▼▼▼
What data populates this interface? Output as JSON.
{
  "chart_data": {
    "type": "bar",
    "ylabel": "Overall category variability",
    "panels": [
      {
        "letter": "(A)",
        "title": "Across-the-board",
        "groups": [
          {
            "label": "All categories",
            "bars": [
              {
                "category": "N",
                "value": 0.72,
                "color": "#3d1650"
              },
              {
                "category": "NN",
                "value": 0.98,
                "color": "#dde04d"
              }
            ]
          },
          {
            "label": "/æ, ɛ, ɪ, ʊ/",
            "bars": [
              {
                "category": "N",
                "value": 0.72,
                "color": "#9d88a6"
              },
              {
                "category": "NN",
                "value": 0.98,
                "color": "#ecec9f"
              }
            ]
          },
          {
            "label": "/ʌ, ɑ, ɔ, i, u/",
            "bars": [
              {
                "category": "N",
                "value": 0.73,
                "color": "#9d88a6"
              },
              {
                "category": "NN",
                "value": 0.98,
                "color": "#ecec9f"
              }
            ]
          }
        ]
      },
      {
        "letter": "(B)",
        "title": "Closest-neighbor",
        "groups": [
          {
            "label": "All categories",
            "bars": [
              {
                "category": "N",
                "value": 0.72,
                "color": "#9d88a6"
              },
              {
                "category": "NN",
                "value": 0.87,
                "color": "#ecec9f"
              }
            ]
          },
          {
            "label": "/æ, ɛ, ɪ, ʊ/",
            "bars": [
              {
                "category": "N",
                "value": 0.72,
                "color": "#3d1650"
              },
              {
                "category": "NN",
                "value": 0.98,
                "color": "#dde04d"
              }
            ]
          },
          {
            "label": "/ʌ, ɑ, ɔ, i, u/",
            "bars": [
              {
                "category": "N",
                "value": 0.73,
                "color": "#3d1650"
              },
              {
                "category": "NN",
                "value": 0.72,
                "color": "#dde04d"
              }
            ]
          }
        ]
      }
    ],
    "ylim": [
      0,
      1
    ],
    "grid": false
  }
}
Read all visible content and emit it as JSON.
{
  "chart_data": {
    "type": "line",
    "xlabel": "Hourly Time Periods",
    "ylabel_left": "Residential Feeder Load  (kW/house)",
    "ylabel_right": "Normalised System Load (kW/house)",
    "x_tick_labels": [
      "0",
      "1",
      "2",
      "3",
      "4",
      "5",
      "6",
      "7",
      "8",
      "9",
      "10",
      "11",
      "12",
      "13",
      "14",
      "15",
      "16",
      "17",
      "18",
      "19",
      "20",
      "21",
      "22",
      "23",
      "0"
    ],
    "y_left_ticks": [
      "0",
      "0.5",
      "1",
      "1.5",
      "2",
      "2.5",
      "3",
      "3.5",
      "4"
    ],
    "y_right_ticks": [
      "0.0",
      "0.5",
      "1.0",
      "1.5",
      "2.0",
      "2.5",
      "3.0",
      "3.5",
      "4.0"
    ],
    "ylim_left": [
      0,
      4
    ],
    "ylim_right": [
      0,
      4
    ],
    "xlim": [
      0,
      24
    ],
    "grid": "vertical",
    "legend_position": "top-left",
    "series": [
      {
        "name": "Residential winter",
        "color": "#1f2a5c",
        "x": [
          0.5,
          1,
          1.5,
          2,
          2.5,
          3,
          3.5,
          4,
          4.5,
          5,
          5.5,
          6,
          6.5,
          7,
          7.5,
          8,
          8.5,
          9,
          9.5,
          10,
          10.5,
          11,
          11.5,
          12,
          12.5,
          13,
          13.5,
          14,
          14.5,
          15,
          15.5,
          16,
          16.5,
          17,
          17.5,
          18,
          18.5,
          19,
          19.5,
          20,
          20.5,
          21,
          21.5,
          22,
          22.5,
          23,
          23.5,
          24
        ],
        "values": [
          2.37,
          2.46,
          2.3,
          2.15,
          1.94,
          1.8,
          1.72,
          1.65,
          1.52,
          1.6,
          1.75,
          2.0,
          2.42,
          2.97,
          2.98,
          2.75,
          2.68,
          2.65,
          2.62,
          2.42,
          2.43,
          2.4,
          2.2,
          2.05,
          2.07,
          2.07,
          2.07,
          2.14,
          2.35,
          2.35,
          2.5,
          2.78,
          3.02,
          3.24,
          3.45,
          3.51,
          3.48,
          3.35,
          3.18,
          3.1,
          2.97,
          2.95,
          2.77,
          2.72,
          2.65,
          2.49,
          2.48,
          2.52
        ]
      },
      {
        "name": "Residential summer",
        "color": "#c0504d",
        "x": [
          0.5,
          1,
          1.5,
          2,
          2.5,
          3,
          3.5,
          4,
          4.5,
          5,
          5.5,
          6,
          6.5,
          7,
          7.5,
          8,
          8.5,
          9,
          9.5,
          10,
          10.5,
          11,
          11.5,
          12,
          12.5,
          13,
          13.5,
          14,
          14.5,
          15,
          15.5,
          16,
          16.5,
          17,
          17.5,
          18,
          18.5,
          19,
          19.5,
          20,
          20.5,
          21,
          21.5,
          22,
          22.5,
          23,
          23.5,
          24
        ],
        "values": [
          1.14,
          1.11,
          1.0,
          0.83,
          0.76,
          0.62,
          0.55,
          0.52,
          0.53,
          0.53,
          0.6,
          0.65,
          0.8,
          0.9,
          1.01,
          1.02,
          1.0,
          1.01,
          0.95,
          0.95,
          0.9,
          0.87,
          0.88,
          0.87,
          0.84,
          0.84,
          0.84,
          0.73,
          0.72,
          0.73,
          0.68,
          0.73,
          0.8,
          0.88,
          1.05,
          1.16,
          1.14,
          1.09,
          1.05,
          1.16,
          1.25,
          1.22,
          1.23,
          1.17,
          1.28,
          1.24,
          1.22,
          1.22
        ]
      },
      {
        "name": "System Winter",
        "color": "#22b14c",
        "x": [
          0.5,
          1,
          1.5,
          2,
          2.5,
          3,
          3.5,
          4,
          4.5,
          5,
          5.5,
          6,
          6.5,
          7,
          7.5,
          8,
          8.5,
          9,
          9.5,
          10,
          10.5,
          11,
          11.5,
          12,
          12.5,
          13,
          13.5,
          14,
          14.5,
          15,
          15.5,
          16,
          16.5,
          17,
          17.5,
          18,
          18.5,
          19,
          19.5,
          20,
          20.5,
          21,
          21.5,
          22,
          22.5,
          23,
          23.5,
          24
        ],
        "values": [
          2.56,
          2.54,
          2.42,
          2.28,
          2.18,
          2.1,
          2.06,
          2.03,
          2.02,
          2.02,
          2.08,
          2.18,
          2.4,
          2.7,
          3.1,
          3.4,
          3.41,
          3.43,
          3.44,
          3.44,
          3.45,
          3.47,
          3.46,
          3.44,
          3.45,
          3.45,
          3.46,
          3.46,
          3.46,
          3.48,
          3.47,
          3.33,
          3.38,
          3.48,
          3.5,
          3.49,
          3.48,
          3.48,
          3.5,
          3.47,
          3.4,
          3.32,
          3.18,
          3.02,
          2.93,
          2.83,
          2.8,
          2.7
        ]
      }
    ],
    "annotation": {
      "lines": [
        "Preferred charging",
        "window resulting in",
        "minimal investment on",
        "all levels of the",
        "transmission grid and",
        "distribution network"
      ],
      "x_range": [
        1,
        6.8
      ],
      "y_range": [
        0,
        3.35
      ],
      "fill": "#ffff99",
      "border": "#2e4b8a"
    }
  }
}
▲▲▲
### AIM
Check each line of the entries above, and show every one holding the word "title".

### TASK OUTPUT
        "title": "Across-the-board",
        "title": "Closest-neighbor",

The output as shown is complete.